Collected data:
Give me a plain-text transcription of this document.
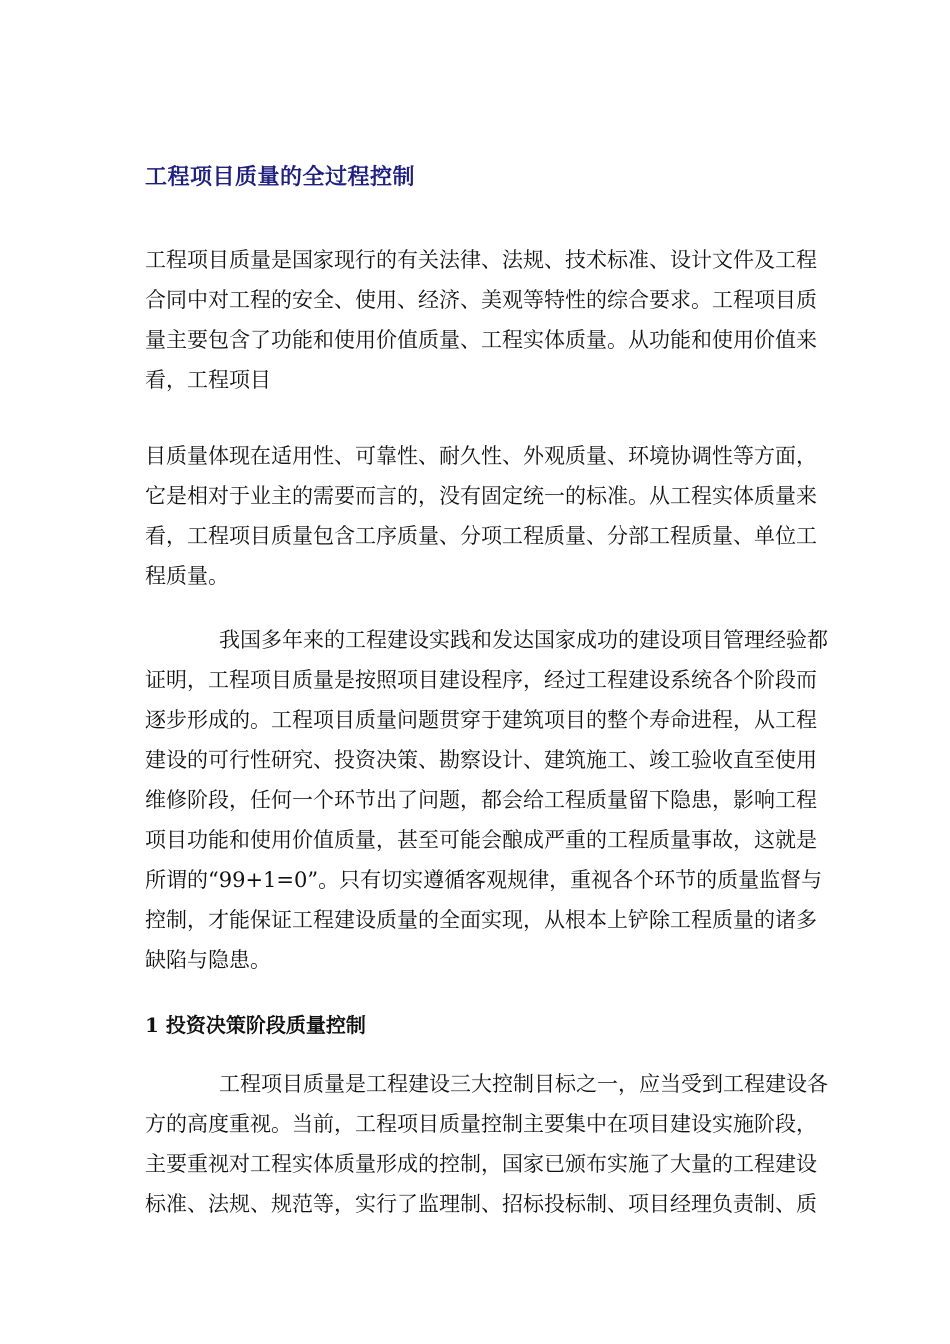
工程项目质量的全过程控制
工程项目质量是国家现行的有关法律、法规、技术标准、设计文件及工程
合同中对工程的安全、使用、经济、美观等特性的综合要求。工程项目质
量主要包含了功能和使用价值质量、工程实体质量。从功能和使用价值来
看，工程项目
目质量体现在适用性、可靠性、耐久性、外观质量、环境协调性等方面，
它是相对于业主的需要而言的，没有固定统一的标准。从工程实体质量来
看，工程项目质量包含工序质量、分项工程质量、分部工程质量、单位工
程质量。
我国多年来的工程建设实践和发达国家成功的建设项目管理经验都
证明，工程项目质量是按照项目建设程序，经过工程建设系统各个阶段而
逐步形成的。工程项目质量问题贯穿于建筑项目的整个寿命进程，从工程
建设的可行性研究、投资决策、勘察设计、建筑施工、竣工验收直至使用
维修阶段，任何一个环节出了问题，都会给工程质量留下隐患，影响工程
项目功能和使用价值质量，甚至可能会酿成严重的工程质量事故，这就是
所谓的“99+1=0”。只有切实遵循客观规律，重视各个环节的质量监督与
控制，才能保证工程建设质量的全面实现，从根本上铲除工程质量的诸多
缺陷与隐患。
1 投资决策阶段质量控制
工程项目质量是工程建设三大控制目标之一，应当受到工程建设各
方的高度重视。当前，工程项目质量控制主要集中在项目建设实施阶段，
主要重视对工程实体质量形成的控制，国家已颁布实施了大量的工程建设
标准、法规、规范等，实行了监理制、招标投标制、项目经理负责制、质
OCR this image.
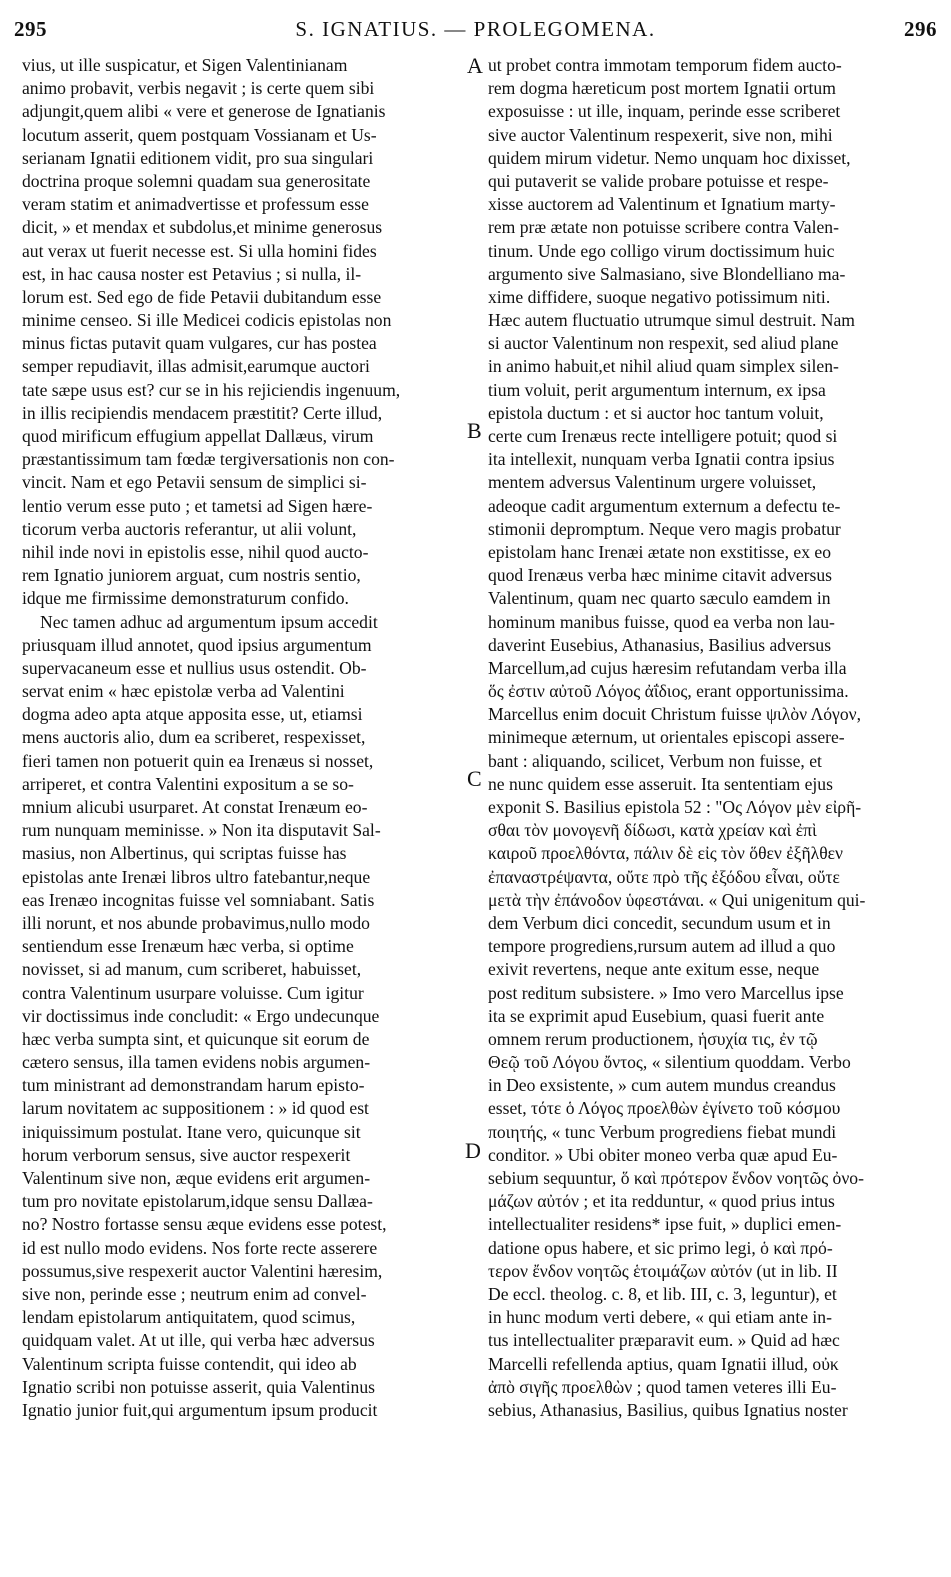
295	S. IGNATIUS. — PROLEGOMENA.	296
vius, ut ille suspicatur, et Sigen Valentinianam
animo probavit, verbis negavit ; is certe quem sibi
adjungit,quem alibi « vere et generose de Ignatianis
locutum asserit, quem postquam Vossianam et Us-
serianam Ignatii editionem vidit, pro sua singulari
doctrina proque solemni quadam sua generositate
veram statim et animadvertisse et professum esse
dicit, » et mendax et subdolus,et minime generosus
aut verax ut fuerit necesse est. Si ulla homini fides
est, in hac causa noster est Petavius ; si nulla, il-
lorum est. Sed ego de fide Petavii dubitandum esse
minime censeo. Si ille Medicei codicis epistolas non
minus fictas putavit quam vulgares, cur has postea
semper repudiavit, illas admisit,earumque auctori
tate sæpe usus est? cur se in his rejiciendis ingenuum,
in illis recipiendis mendacem præstitit? Certe illud,
quod mirificum effugium appellat Dallæus, virum
præstantissimum tam fœdæ tergiversationis non con-
vincit. Nam et ego Petavii sensum de simplici si-
lentio verum esse puto ; et tametsi ad Sigen hære-
ticorum verba auctoris referantur, ut alii volunt,
nihil inde novi in epistolis esse, nihil quod aucto-
rem Ignatio juniorem arguat, cum nostris sentio,
idque me firmissime demonstraturum confido.
Nec tamen adhuc ad argumentum ipsum accedit
priusquam illud annotet, quod ipsius argumentum
supervacaneum esse et nullius usus ostendit. Ob-
servat enim « hæc epistolæ verba ad Valentini
dogma adeo apta atque apposita esse, ut, etiamsi
mens auctoris alio, dum ea scriberet, respexisset,
fieri tamen non potuerit quin ea Irenæus si nosset,
arriperet, et contra Valentini expositum a se so-
mnium alicubi usurparet. At constat Irenæum eo-
rum nunquam meminisse. » Non ita disputavit Sal-
masius, non Albertinus, qui scriptas fuisse has
epistolas ante Irenæi libros ultro fatebantur,neque
eas Irenæo incognitas fuisse vel somniabant. Satis
illi norunt, et nos abunde probavimus,nullo modo
sentiendum esse Irenæum hæc verba, si optime
novisset, si ad manum, cum scriberet, habuisset,
contra Valentinum usurpare voluisse. Cum igitur
vir doctissimus inde concludit: « Ergo undecunque
hæc verba sumpta sint, et quicunque sit eorum de
cætero sensus, illa tamen evidens nobis argumen-
tum ministrant ad demonstrandam harum episto-
larum novitatem ac suppositionem : » id quod est
iniquissimum postulat. Itane vero, quicunque sit
horum verborum sensus, sive auctor respexerit
Valentinum sive non, æque evidens erit argumen-
tum pro novitate epistolarum,idque sensu Dallæa-
no? Nostro fortasse sensu æque evidens esse potest,
id est nullo modo evidens. Nos forte recte asserere
possumus,sive respexerit auctor Valentini hæresim,
sive non, perinde esse ; neutrum enim ad convel-
lendam epistolarum antiquitatem, quod scimus,
quidquam valet. At ut ille, qui verba hæc adversus
Valentinum scripta fuisse contendit, qui ideo ab
Ignatio scribi non potuisse asserit, quia Valentinus
Ignatio junior fuit,qui argumentum ipsum producit
ut probet contra immotam temporum fidem aucto-
rem dogma hæreticum post mortem Ignatii ortum
exposuisse : ut ille, inquam, perinde esse scriberet
sive auctor Valentinum respexerit, sive non, mihi
quidem mirum videtur. Nemo unquam hoc dixisset,
qui putaverit se valide probare potuisse et respe-
xisse auctorem ad Valentinum et Ignatium marty-
rem præ ætate non potuisse scribere contra Valen-
tinum. Unde ego colligo virum doctissimum huic
argumento sive Salmasiano, sive Blondelliano ma-
xime diffidere, suoque negativo potissimum niti.
Hæc autem fluctuatio utrumque simul destruit. Nam
si auctor Valentinum non respexit, sed aliud plane
in animo habuit,et nihil aliud quam simplex silen-
tium voluit, perit argumentum internum, ex ipsa
epistola ductum : et si auctor hoc tantum voluit,
certe cum Irenæus recte intelligere potuit; quod si
ita intellexit, nunquam verba Ignatii contra ipsius
mentem adversus Valentinum urgere voluisset,
adeoque cadit argumentum externum a defectu te-
stimonii depromptum. Neque vero magis probatur
epistolam hanc Irenæi ætate non exstitisse, ex eo
quod Irenæus verba hæc minime citavit adversus
Valentinum, quam nec quarto sæculo eamdem in
hominum manibus fuisse, quod ea verba non lau-
daverint Eusebius, Athanasius, Basilius adversus
Marcellum,ad cujus hæresim refutandam verba illa
ὅς ἐστιν αὐτοῦ Λόγος ἀΐδιος, erant opportunissima.
Marcellus enim docuit Christum fuisse ψιλὸν Λόγον,
minimeque æternum, ut orientales episcopi assere-
bant : aliquando, scilicet, Verbum non fuisse, et
ne nunc quidem esse asseruit. Ita sententiam ejus
exponit S. Basilius epistola 52 : "Ος Λόγον μὲν εἰρῆ-
σθαι τὸν μονογενῆ δίδωσι, κατὰ χρείαν καὶ ἐπὶ
καιροῦ προελθόντα, πάλιν δὲ εἰς τὸν ὅθεν ἐξῆλθεν
ἐπαναστρέψαντα, οὔτε πρὸ τῆς ἐξόδου εἶναι, οὔτε
μετὰ τὴν ἐπάνοδον ὑφεστάναι. « Qui unigenitum qui-
dem Verbum dici concedit, secundum usum et in
tempore progrediens,rursum autem ad illud a quo
exivit revertens, neque ante exitum esse, neque
post reditum subsistere. » Imo vero Marcellus ipse
ita se exprimit apud Eusebium, quasi fuerit ante
omnem rerum productionem, ἡσυχία τις, ἐν τῷ
Θεῷ τοῦ Λόγου ὄντος, « silentium quoddam. Verbo
in Deo exsistente, » cum autem mundus creandus
esset, τότε ὁ Λόγος προελθὼν ἐγίνετο τοῦ κόσμου
ποιητής, « tunc Verbum progrediens fiebat mundi
conditor. » Ubi obiter moneo verba quæ apud Eu-
sebium sequuntur, ὅ καὶ πρότερον ἔνδον νοητῶς ὀνο-
μάζων αὐτόν ; et ita redduntur, « quod prius intus
intellectualiter residens* ipse fuit, » duplici emen-
datione opus habere, et sic primo legi, ὁ καὶ πρό-
τερον ἔνδον νοητῶς ἑτοιμάζων αὐτόν (ut in lib. II
De eccl. theolog. c. 8, et lib. III, c. 3, leguntur), et
in hunc modum verti debere, « qui etiam ante in-
tus intellectualiter præparavit eum. » Quid ad hæc
Marcelli refellenda aptius, quam Ignatii illud, οὐκ
ἀπὸ σιγῆς προελθὼν ; quod tamen veteres illi Eu-
sebius, Athanasius, Basilius, quibus Ignatius noster
A
B
C
D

Given instruction
Of all the lines above, how many contain the word "enim"? Answer with only the number.

Full solution
3